/---
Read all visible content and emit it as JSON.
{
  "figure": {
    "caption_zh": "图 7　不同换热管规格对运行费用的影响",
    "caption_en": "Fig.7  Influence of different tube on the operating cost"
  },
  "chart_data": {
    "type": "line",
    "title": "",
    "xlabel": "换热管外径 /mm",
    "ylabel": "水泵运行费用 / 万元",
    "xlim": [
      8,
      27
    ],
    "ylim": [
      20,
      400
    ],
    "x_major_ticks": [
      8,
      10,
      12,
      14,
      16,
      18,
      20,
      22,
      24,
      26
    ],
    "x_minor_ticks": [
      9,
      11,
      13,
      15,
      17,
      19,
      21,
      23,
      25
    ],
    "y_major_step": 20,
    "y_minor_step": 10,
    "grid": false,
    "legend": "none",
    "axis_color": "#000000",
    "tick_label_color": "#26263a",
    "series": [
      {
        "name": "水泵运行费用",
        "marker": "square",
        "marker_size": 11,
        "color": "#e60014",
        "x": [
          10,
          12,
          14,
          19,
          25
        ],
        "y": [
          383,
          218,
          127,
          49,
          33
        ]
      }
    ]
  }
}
\---
TASK STATEMENT:
Print the entries exactly. Include every one.

SOLUTION FOR THIS EXERCISE:
Read all visible content and emit it as JSON.
{
  "figure": {
    "caption_zh": "图 7　不同换热管规格对运行费用的影响",
    "caption_en": "Fig.7  Influence of different tube on the operating cost"
  },
  "chart_data": {
    "type": "line",
    "title": "",
    "xlabel": "换热管外径 /mm",
    "ylabel": "水泵运行费用 / 万元",
    "xlim": [
      8,
      27
    ],
    "ylim": [
      20,
      400
    ],
    "x_major_ticks": [
      8,
      10,
      12,
      14,
      16,
      18,
      20,
      22,
      24,
      26
    ],
    "x_minor_ticks": [
      9,
      11,
      13,
      15,
      17,
      19,
      21,
      23,
      25
    ],
    "y_major_step": 20,
    "y_minor_step": 10,
    "grid": false,
    "legend": "none",
    "axis_color": "#000000",
    "tick_label_color": "#26263a",
    "series": [
      {
        "name": "水泵运行费用",
        "marker": "square",
        "marker_size": 11,
        "color": "#e60014",
        "x": [
          10,
          12,
          14,
          19,
          25
        ],
        "y": [
          383,
          218,
          127,
          49,
          33
        ]
      }
    ]
  }
}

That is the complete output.